Your task is to print every entry below exactly as given.

═══ Available data ═══

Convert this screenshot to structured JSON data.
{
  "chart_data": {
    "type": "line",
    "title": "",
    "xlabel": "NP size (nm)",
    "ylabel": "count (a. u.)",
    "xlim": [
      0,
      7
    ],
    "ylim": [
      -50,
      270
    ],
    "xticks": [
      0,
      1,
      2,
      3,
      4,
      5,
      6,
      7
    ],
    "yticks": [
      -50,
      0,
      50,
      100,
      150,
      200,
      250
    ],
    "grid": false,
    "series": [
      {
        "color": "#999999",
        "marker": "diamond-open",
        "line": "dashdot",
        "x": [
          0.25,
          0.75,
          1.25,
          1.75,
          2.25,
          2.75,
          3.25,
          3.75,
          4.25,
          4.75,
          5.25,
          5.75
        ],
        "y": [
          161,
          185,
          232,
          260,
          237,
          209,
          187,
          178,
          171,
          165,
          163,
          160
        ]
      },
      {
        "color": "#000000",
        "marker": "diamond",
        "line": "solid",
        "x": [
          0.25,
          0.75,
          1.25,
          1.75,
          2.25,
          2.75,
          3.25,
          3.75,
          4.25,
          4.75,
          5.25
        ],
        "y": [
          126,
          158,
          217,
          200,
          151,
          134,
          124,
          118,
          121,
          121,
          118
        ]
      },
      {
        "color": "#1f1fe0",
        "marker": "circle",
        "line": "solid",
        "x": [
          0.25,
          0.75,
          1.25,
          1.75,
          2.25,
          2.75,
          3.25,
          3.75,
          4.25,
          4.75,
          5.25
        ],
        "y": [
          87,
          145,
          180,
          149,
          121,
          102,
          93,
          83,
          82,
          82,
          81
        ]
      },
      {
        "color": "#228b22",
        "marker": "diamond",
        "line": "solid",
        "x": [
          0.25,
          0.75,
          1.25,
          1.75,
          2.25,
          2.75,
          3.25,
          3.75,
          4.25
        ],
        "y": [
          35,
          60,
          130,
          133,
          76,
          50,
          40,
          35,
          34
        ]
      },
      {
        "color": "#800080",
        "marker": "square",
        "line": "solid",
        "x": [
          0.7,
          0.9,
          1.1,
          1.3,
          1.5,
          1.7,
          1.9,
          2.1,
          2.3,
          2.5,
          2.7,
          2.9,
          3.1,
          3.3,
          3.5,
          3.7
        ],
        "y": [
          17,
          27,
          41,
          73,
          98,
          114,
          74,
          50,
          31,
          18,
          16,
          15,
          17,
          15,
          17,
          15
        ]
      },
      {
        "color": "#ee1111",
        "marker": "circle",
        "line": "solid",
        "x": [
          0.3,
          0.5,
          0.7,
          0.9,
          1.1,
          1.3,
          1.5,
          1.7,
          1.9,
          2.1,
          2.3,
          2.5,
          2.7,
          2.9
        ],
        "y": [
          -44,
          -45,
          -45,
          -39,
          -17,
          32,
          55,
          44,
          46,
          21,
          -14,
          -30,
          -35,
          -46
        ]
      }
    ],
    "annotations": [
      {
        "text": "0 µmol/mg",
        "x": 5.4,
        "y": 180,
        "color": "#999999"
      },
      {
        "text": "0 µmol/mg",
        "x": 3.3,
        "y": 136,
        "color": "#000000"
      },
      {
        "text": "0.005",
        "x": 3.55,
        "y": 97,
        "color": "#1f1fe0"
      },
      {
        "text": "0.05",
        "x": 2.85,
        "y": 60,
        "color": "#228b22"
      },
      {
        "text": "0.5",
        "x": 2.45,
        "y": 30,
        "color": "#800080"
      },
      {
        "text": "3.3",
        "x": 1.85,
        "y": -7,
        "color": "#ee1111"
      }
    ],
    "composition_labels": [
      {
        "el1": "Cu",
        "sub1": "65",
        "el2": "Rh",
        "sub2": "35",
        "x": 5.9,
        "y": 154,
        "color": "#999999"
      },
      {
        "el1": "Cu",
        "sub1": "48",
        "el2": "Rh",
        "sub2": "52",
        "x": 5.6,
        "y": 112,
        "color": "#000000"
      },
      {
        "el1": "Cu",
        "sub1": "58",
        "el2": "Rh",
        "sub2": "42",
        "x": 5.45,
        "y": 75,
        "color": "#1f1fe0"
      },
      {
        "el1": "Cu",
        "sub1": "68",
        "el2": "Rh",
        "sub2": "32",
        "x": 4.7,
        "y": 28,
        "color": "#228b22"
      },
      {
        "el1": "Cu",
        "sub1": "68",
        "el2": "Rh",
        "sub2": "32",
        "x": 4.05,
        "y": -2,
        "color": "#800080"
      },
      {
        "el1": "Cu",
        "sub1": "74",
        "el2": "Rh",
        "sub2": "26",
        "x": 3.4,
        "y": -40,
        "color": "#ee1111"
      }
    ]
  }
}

═══

> Result of this task:
Convert this screenshot to structured JSON data.
{
  "chart_data": {
    "type": "line",
    "title": "",
    "xlabel": "NP size (nm)",
    "ylabel": "count (a. u.)",
    "xlim": [
      0,
      7
    ],
    "ylim": [
      -50,
      270
    ],
    "xticks": [
      0,
      1,
      2,
      3,
      4,
      5,
      6,
      7
    ],
    "yticks": [
      -50,
      0,
      50,
      100,
      150,
      200,
      250
    ],
    "grid": false,
    "series": [
      {
        "color": "#999999",
        "marker": "diamond-open",
        "line": "dashdot",
        "x": [
          0.25,
          0.75,
          1.25,
          1.75,
          2.25,
          2.75,
          3.25,
          3.75,
          4.25,
          4.75,
          5.25,
          5.75
        ],
        "y": [
          161,
          185,
          232,
          260,
          237,
          209,
          187,
          178,
          171,
          165,
          163,
          160
        ]
      },
      {
        "color": "#000000",
        "marker": "diamond",
        "line": "solid",
        "x": [
          0.25,
          0.75,
          1.25,
          1.75,
          2.25,
          2.75,
          3.25,
          3.75,
          4.25,
          4.75,
          5.25
        ],
        "y": [
          126,
          158,
          217,
          200,
          151,
          134,
          124,
          118,
          121,
          121,
          118
        ]
      },
      {
        "color": "#1f1fe0",
        "marker": "circle",
        "line": "solid",
        "x": [
          0.25,
          0.75,
          1.25,
          1.75,
          2.25,
          2.75,
          3.25,
          3.75,
          4.25,
          4.75,
          5.25
        ],
        "y": [
          87,
          145,
          180,
          149,
          121,
          102,
          93,
          83,
          82,
          82,
          81
        ]
      },
      {
        "color": "#228b22",
        "marker": "diamond",
        "line": "solid",
        "x": [
          0.25,
          0.75,
          1.25,
          1.75,
          2.25,
          2.75,
          3.25,
          3.75,
          4.25
        ],
        "y": [
          35,
          60,
          130,
          133,
          76,
          50,
          40,
          35,
          34
        ]
      },
      {
        "color": "#800080",
        "marker": "square",
        "line": "solid",
        "x": [
          0.7,
          0.9,
          1.1,
          1.3,
          1.5,
          1.7,
          1.9,
          2.1,
          2.3,
          2.5,
          2.7,
          2.9,
          3.1,
          3.3,
          3.5,
          3.7
        ],
        "y": [
          17,
          27,
          41,
          73,
          98,
          114,
          74,
          50,
          31,
          18,
          16,
          15,
          17,
          15,
          17,
          15
        ]
      },
      {
        "color": "#ee1111",
        "marker": "circle",
        "line": "solid",
        "x": [
          0.3,
          0.5,
          0.7,
          0.9,
          1.1,
          1.3,
          1.5,
          1.7,
          1.9,
          2.1,
          2.3,
          2.5,
          2.7,
          2.9
        ],
        "y": [
          -44,
          -45,
          -45,
          -39,
          -17,
          32,
          55,
          44,
          46,
          21,
          -14,
          -30,
          -35,
          -46
        ]
      }
    ],
    "annotations": [
      {
        "text": "0 µmol/mg",
        "x": 5.4,
        "y": 180,
        "color": "#999999"
      },
      {
        "text": "0 µmol/mg",
        "x": 3.3,
        "y": 136,
        "color": "#000000"
      },
      {
        "text": "0.005",
        "x": 3.55,
        "y": 97,
        "color": "#1f1fe0"
      },
      {
        "text": "0.05",
        "x": 2.85,
        "y": 60,
        "color": "#228b22"
      },
      {
        "text": "0.5",
        "x": 2.45,
        "y": 30,
        "color": "#800080"
      },
      {
        "text": "3.3",
        "x": 1.85,
        "y": -7,
        "color": "#ee1111"
      }
    ],
    "composition_labels": [
      {
        "el1": "Cu",
        "sub1": "65",
        "el2": "Rh",
        "sub2": "35",
        "x": 5.9,
        "y": 154,
        "color": "#999999"
      },
      {
        "el1": "Cu",
        "sub1": "48",
        "el2": "Rh",
        "sub2": "52",
        "x": 5.6,
        "y": 112,
        "color": "#000000"
      },
      {
        "el1": "Cu",
        "sub1": "58",
        "el2": "Rh",
        "sub2": "42",
        "x": 5.45,
        "y": 75,
        "color": "#1f1fe0"
      },
      {
        "el1": "Cu",
        "sub1": "68",
        "el2": "Rh",
        "sub2": "32",
        "x": 4.7,
        "y": 28,
        "color": "#228b22"
      },
      {
        "el1": "Cu",
        "sub1": "68",
        "el2": "Rh",
        "sub2": "32",
        "x": 4.05,
        "y": -2,
        "color": "#800080"
      },
      {
        "el1": "Cu",
        "sub1": "74",
        "el2": "Rh",
        "sub2": "26",
        "x": 3.4,
        "y": -40,
        "color": "#ee1111"
      }
    ]
  }
}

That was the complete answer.